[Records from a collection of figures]
-----
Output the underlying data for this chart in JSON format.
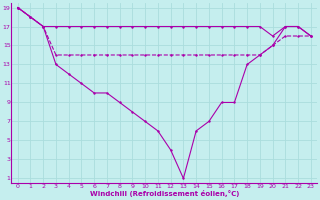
{
  "xlabel": "Windchill (Refroidissement éolien,°C)",
  "bg_color": "#c5eeee",
  "line_color": "#aa00aa",
  "grid_color": "#aadddd",
  "xlim": [
    -0.5,
    23.5
  ],
  "ylim": [
    0.5,
    19.5
  ],
  "xticks": [
    0,
    1,
    2,
    3,
    4,
    5,
    6,
    7,
    8,
    9,
    10,
    11,
    12,
    13,
    14,
    15,
    16,
    17,
    18,
    19,
    20,
    21,
    22,
    23
  ],
  "yticks": [
    1,
    3,
    5,
    7,
    9,
    11,
    13,
    15,
    17,
    19
  ],
  "line_top_y": [
    19,
    18,
    17,
    17,
    17,
    17,
    17,
    17,
    17,
    17,
    17,
    17,
    17,
    17,
    17,
    17,
    17,
    17,
    17,
    17,
    16,
    17,
    17,
    16
  ],
  "line_mid_y": [
    19,
    18,
    17,
    14,
    14,
    14,
    14,
    14,
    14,
    14,
    14,
    14,
    14,
    14,
    14,
    14,
    14,
    14,
    14,
    14,
    15,
    16,
    16,
    16
  ],
  "line_bot_y": [
    19,
    18,
    17,
    13,
    12,
    11,
    10,
    10,
    9,
    8,
    7,
    6,
    4,
    1,
    6,
    7,
    9,
    9,
    13,
    14,
    15,
    17,
    17,
    16
  ]
}
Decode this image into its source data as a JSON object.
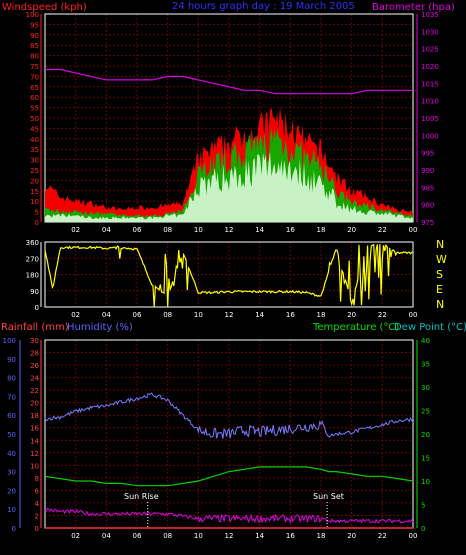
{
  "colors": {
    "background": "#000000",
    "grid": "#6e0000",
    "frame": "#ffffff",
    "windspeed": "#ff2020",
    "gust_band": "#ff0000",
    "wind_green": "#00b800",
    "wind_white": "#e8ffe8",
    "barometer": "#e000e0",
    "direction": "#ffff00",
    "humidity": "#7a7aff",
    "temperature": "#00d000",
    "dewpoint": "#00c0c0",
    "rain": "#ff3030",
    "rain_axis": "#ff4040",
    "humidity_axis": "#6060ff",
    "temp_axis": "#00e000",
    "compass": "#ffff00",
    "title": "#3030ff",
    "sun_marker": "#ffffff"
  },
  "header": {
    "windspeed_label": "Windspeed (kph)",
    "title": "24 hours graph day : 19 March 2005",
    "barometer_label": "Barometer (hpa)"
  },
  "panel3_header": {
    "rain_label": "Rainfall (mm)",
    "humidity_label": "Humidity (%)",
    "temp_label": "Temperature (°C)",
    "dew_label": "Dew Point (°C)"
  },
  "x_ticks": [
    "02",
    "04",
    "06",
    "08",
    "10",
    "12",
    "14",
    "16",
    "18",
    "20",
    "22",
    "00"
  ],
  "compass_letters": [
    "N",
    "W",
    "S",
    "E",
    "N"
  ],
  "sun_rise_label": "Sun Rise",
  "sun_set_label": "Sun Set",
  "chart_data": [
    {
      "type": "line",
      "name": "wind",
      "xlabel": "",
      "ylabel": "Windspeed (kph)",
      "ylim": [
        0,
        100
      ],
      "y_ticks": [
        0,
        5,
        10,
        15,
        20,
        25,
        30,
        35,
        40,
        45,
        50,
        55,
        60,
        65,
        70,
        75,
        80,
        85,
        90,
        95,
        100
      ],
      "y2label": "Barometer (hpa)",
      "y2lim": [
        975,
        1035
      ],
      "y2_ticks": [
        975,
        980,
        985,
        990,
        995,
        1000,
        1005,
        1010,
        1015,
        1020,
        1025,
        1030,
        1035
      ],
      "x_hours": [
        0,
        1,
        2,
        3,
        4,
        5,
        6,
        7,
        8,
        9,
        10,
        11,
        12,
        13,
        14,
        15,
        16,
        17,
        18,
        19,
        20,
        21,
        22,
        23,
        24
      ],
      "gust_kph": [
        18,
        12,
        10,
        9,
        7,
        6,
        7,
        7,
        8,
        9,
        30,
        35,
        38,
        42,
        45,
        50,
        45,
        38,
        34,
        22,
        15,
        12,
        8,
        6,
        5
      ],
      "wind_kph": [
        6,
        5,
        5,
        4,
        4,
        3,
        3,
        3,
        4,
        5,
        25,
        28,
        30,
        33,
        36,
        40,
        36,
        30,
        27,
        15,
        9,
        8,
        6,
        4,
        3
      ],
      "avg_kph": [
        3,
        3,
        3,
        2,
        2,
        2,
        2,
        2,
        3,
        3,
        18,
        20,
        22,
        24,
        26,
        28,
        27,
        22,
        19,
        10,
        6,
        5,
        4,
        3,
        2
      ],
      "barometer_hpa": [
        1019,
        1019,
        1018,
        1017,
        1016,
        1016,
        1016,
        1016,
        1017,
        1017,
        1016,
        1015,
        1014,
        1013,
        1013,
        1012,
        1012,
        1012,
        1012,
        1012,
        1012,
        1013,
        1013,
        1013,
        1013
      ]
    },
    {
      "type": "scatter",
      "name": "direction",
      "ylabel": "",
      "ylim": [
        0,
        360
      ],
      "y_ticks": [
        0,
        90,
        180,
        270,
        360
      ],
      "x_hours": [
        0,
        0.5,
        1,
        2,
        3,
        4,
        5,
        6,
        7,
        8,
        9,
        10,
        11,
        12,
        13,
        14,
        15,
        16,
        17,
        18,
        19,
        20,
        21,
        22,
        23,
        24
      ],
      "direction_deg": [
        320,
        100,
        330,
        330,
        330,
        325,
        330,
        320,
        120,
        60,
        300,
        80,
        80,
        85,
        85,
        85,
        85,
        85,
        80,
        60,
        330,
        20,
        340,
        350,
        300,
        300
      ]
    },
    {
      "type": "line",
      "name": "humidity-temperature",
      "ylabel": "Rainfall (mm)",
      "ylim": [
        0,
        30
      ],
      "y_ticks": [
        0,
        2,
        4,
        6,
        8,
        10,
        12,
        14,
        16,
        18,
        20,
        22,
        24,
        26,
        28,
        30
      ],
      "y_hum_ticks": [
        0,
        10,
        20,
        30,
        40,
        50,
        60,
        70,
        80,
        90,
        100
      ],
      "y2label": "Temperature (°C)",
      "y2lim": [
        0,
        40
      ],
      "y2_ticks": [
        0,
        5,
        10,
        15,
        20,
        25,
        30,
        35,
        40
      ],
      "x_hours": [
        0,
        1,
        2,
        3,
        4,
        5,
        6,
        7,
        8,
        9,
        10,
        11,
        12,
        13,
        14,
        15,
        16,
        17,
        18,
        18.5,
        19,
        20,
        21,
        22,
        23,
        24
      ],
      "humidity_pct": [
        58,
        59,
        62,
        64,
        65,
        67,
        69,
        71,
        68,
        60,
        52,
        50,
        50,
        52,
        51,
        52,
        53,
        54,
        55,
        49,
        50,
        51,
        53,
        55,
        57,
        58
      ],
      "temperature_c": [
        11,
        10.5,
        10,
        10,
        9.5,
        9.5,
        9,
        9,
        9,
        9.5,
        10,
        11,
        12,
        12.5,
        13,
        13,
        13,
        13,
        12.5,
        12,
        12,
        11.5,
        11,
        11,
        10.5,
        10
      ],
      "dewpoint_c": [
        4,
        3.5,
        3.5,
        3,
        3,
        3,
        3,
        3,
        3,
        2.5,
        2,
        2,
        2,
        2,
        2,
        2,
        2,
        2,
        2,
        1.5,
        1.5,
        1.5,
        1.5,
        1.5,
        1.5,
        1.5
      ],
      "rain_mm": [
        0,
        0,
        0,
        0,
        0,
        0,
        0,
        0,
        0,
        0,
        0,
        0,
        0,
        0,
        0,
        0,
        0,
        0,
        0,
        0,
        0,
        0,
        0,
        0,
        0,
        0
      ],
      "sun_rise_hour": 6.7,
      "sun_set_hour": 18.4
    }
  ]
}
-----
[What you need to do] Search the entries for the word "this", then gather every line that has it.

[Result]
Output the underlying data for this chart in JSON format.
Decode this image into its source data as a JSON object.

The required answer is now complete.